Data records
⟨

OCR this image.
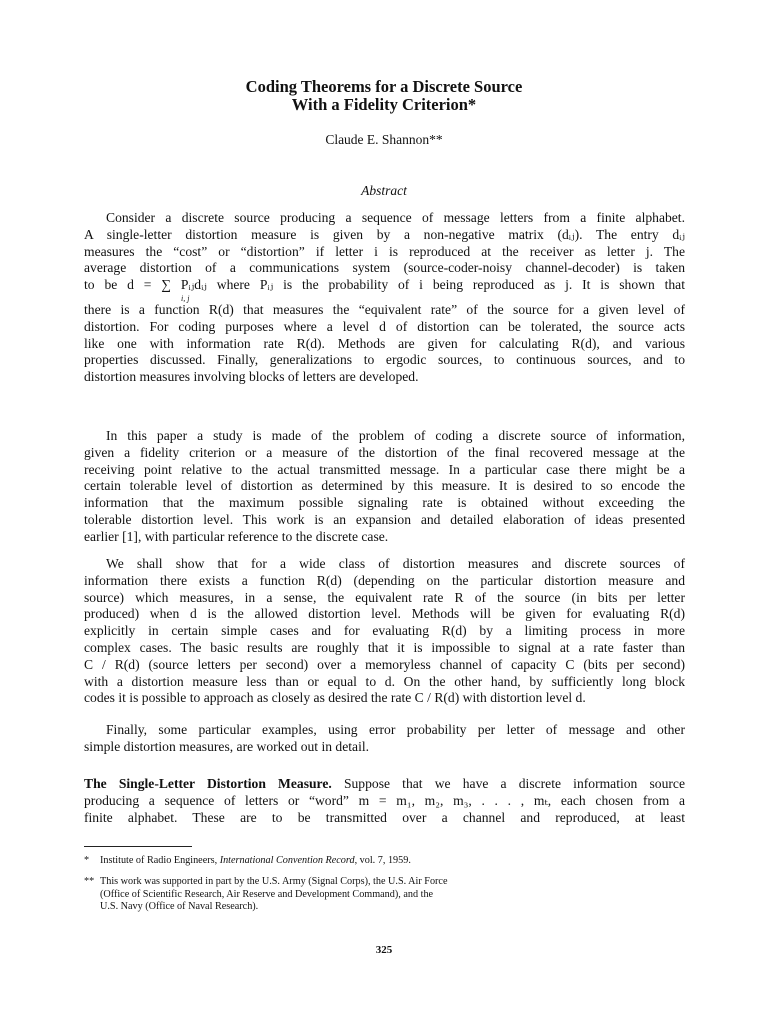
Coding Theorems for a Discrete Source
With a Fidelity Criterion*
Claude E. Shannon**
Abstract
Consider a discrete source producing a sequence of message letters from a finite alphabet.
A single-letter distortion measure is given by a non-negative matrix (dᵢⱼ). The entry dᵢⱼ
measures the “cost” or “distortion” if letter i is reproduced at the receiver as letter j. The
average distortion of a communications system (source-coder-noisy channel-decoder) is taken
to be d = ∑ Pᵢⱼdᵢⱼ where Pᵢⱼ is the probability of i being reproduced as j. It is shown that
i, j
there is a function R(d) that measures the “equivalent rate” of the source for a given level of
distortion. For coding purposes where a level d of distortion can be tolerated, the source acts
like one with information rate R(d). Methods are given for calculating R(d), and various
properties discussed. Finally, generalizations to ergodic sources, to continuous sources, and to
distortion measures involving blocks of letters are developed.
In this paper a study is made of the problem of coding a discrete source of information,
given a fidelity criterion or a measure of the distortion of the final recovered message at the
receiving point relative to the actual transmitted message. In a particular case there might be a
certain tolerable level of distortion as determined by this measure. It is desired to so encode the
information that the maximum possible signaling rate is obtained without exceeding the
tolerable distortion level. This work is an expansion and detailed elaboration of ideas presented
earlier [1], with particular reference to the discrete case.
We shall show that for a wide class of distortion measures and discrete sources of
information there exists a function R(d) (depending on the particular distortion measure and
source) which measures, in a sense, the equivalent rate R of the source (in bits per letter
produced) when d is the allowed distortion level. Methods will be given for evaluating R(d)
explicitly in certain simple cases and for evaluating R(d) by a limiting process in more
complex cases. The basic results are roughly that it is impossible to signal at a rate faster than
C / R(d) (source letters per second) over a memoryless channel of capacity C (bits per second)
with a distortion measure less than or equal to d. On the other hand, by sufficiently long block
codes it is possible to approach as closely as desired the rate C / R(d) with distortion level d.
Finally, some particular examples, using error probability per letter of message and other
simple distortion measures, are worked out in detail.
The Single-Letter Distortion Measure. Suppose that we have a discrete information source
producing a sequence of letters or “word” m = m₁, m₂, m₃, . . . , mₜ, each chosen from a
finite alphabet. These are to be transmitted over a channel and reproduced, at least
* Institute of Radio Engineers, International Convention Record, vol. 7, 1959.
** This work was supported in part by the U.S. Army (Signal Corps), the U.S. Air Force
(Office of Scientific Research, Air Reserve and Development Command), and the
U.S. Navy (Office of Naval Research).
325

⟩

Go through the listing above and quote it exactly, apart from its images.

--- Answer to this task ---
OCR this image.
Coding Theorems for a Discrete Source
With a Fidelity Criterion*
Claude E. Shannon**
Abstract
Consider a discrete source producing a sequence of message letters from a finite alphabet.
A single-letter distortion measure is given by a non-negative matrix (dᵢⱼ). The entry dᵢⱼ
measures the “cost” or “distortion” if letter i is reproduced at the receiver as letter j. The
average distortion of a communications system (source-coder-noisy channel-decoder) is taken
to be d = ∑ Pᵢⱼdᵢⱼ where Pᵢⱼ is the probability of i being reproduced as j. It is shown that
i, j
there is a function R(d) that measures the “equivalent rate” of the source for a given level of
distortion. For coding purposes where a level d of distortion can be tolerated, the source acts
like one with information rate R(d). Methods are given for calculating R(d), and various
properties discussed. Finally, generalizations to ergodic sources, to continuous sources, and to
distortion measures involving blocks of letters are developed.
In this paper a study is made of the problem of coding a discrete source of information,
given a fidelity criterion or a measure of the distortion of the final recovered message at the
receiving point relative to the actual transmitted message. In a particular case there might be a
certain tolerable level of distortion as determined by this measure. It is desired to so encode the
information that the maximum possible signaling rate is obtained without exceeding the
tolerable distortion level. This work is an expansion and detailed elaboration of ideas presented
earlier [1], with particular reference to the discrete case.
We shall show that for a wide class of distortion measures and discrete sources of
information there exists a function R(d) (depending on the particular distortion measure and
source) which measures, in a sense, the equivalent rate R of the source (in bits per letter
produced) when d is the allowed distortion level. Methods will be given for evaluating R(d)
explicitly in certain simple cases and for evaluating R(d) by a limiting process in more
complex cases. The basic results are roughly that it is impossible to signal at a rate faster than
C / R(d) (source letters per second) over a memoryless channel of capacity C (bits per second)
with a distortion measure less than or equal to d. On the other hand, by sufficiently long block
codes it is possible to approach as closely as desired the rate C / R(d) with distortion level d.
Finally, some particular examples, using error probability per letter of message and other
simple distortion measures, are worked out in detail.
The Single-Letter Distortion Measure. Suppose that we have a discrete information source
producing a sequence of letters or “word” m = m₁, m₂, m₃, . . . , mₜ, each chosen from a
finite alphabet. These are to be transmitted over a channel and reproduced, at least
* Institute of Radio Engineers, International Convention Record, vol. 7, 1959.
** This work was supported in part by the U.S. Army (Signal Corps), the U.S. Air Force
(Office of Scientific Research, Air Reserve and Development Command), and the
U.S. Navy (Office of Naval Research).
325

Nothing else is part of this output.